** start EXERCISE MATERIAL **
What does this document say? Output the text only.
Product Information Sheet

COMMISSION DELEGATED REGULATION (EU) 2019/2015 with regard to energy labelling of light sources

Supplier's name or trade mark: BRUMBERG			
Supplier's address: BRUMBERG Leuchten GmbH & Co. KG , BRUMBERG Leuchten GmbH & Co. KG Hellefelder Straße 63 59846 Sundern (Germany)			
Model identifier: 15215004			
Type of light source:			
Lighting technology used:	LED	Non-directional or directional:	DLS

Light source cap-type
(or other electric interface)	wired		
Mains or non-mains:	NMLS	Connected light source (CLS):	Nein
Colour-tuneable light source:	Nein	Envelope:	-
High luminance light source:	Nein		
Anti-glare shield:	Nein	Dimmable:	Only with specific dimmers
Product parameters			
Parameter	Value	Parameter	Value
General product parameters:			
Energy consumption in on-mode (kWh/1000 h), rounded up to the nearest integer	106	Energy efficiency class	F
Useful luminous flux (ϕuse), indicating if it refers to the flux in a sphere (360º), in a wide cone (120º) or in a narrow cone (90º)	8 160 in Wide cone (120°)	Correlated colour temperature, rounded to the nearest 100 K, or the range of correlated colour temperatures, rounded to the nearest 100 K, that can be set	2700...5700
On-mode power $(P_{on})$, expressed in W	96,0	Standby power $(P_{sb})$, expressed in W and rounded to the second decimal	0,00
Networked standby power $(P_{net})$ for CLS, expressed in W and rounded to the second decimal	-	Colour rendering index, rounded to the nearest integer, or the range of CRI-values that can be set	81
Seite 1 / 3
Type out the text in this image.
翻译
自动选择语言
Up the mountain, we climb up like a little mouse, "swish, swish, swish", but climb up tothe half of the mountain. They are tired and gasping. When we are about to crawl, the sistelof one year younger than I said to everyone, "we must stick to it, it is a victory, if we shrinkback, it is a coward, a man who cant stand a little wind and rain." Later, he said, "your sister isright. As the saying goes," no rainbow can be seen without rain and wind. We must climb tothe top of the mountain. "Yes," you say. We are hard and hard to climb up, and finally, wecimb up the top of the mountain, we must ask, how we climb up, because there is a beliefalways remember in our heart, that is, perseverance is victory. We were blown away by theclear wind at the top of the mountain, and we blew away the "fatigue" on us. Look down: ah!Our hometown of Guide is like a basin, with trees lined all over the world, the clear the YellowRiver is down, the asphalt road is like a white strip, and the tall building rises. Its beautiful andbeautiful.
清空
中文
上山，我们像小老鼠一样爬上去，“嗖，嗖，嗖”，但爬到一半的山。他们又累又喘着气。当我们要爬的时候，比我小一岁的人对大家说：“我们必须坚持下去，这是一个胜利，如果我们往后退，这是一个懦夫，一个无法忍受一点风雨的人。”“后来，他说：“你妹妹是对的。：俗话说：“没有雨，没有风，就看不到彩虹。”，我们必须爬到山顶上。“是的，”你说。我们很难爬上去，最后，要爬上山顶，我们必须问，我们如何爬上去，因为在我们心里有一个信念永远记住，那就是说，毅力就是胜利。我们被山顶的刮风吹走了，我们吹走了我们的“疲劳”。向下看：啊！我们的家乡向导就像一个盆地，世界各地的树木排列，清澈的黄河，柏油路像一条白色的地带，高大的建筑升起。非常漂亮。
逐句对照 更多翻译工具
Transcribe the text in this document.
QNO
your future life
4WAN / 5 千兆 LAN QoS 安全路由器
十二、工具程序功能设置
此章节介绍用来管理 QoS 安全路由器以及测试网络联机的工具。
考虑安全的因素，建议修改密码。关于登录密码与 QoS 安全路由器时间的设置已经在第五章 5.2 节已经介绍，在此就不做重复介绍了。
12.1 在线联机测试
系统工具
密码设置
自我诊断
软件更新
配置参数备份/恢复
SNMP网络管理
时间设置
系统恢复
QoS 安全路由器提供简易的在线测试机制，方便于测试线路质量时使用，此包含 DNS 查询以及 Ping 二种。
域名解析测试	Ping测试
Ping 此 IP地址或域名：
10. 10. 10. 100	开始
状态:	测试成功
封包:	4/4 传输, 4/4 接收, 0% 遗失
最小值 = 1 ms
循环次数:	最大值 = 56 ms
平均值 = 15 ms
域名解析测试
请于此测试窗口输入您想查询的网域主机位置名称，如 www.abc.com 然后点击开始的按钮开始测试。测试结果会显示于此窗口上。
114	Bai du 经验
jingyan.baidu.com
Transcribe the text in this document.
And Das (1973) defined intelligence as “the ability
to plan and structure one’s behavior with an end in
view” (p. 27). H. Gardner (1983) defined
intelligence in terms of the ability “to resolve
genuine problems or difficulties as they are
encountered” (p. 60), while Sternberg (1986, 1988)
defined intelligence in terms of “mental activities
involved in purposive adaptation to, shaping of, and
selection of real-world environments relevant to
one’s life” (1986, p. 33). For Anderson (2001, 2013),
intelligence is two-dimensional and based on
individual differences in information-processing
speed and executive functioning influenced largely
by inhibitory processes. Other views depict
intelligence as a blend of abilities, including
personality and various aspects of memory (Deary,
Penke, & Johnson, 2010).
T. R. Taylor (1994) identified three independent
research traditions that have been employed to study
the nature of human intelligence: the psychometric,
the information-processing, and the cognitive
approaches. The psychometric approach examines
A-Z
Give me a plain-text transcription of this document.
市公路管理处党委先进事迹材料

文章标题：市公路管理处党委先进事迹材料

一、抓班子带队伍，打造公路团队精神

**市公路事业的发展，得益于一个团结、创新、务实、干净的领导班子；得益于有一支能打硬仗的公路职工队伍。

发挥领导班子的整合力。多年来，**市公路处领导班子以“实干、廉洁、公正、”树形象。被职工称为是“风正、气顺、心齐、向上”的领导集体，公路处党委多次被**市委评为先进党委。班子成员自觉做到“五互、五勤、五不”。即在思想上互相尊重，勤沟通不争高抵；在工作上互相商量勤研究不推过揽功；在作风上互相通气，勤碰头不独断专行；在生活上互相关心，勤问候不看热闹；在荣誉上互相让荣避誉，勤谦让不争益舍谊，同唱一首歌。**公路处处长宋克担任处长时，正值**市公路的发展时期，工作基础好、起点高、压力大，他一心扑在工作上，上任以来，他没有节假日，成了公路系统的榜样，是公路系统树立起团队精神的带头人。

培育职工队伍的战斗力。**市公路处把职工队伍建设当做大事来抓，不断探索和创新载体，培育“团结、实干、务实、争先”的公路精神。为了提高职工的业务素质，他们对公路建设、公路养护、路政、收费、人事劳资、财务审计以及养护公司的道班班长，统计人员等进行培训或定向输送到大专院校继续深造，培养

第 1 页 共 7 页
** end EXERCISE MATERIAL **
-- AIM --
Lines of the listing that contain the word "text" are to be counted; report only their number.

-- FINAL RESULT --
5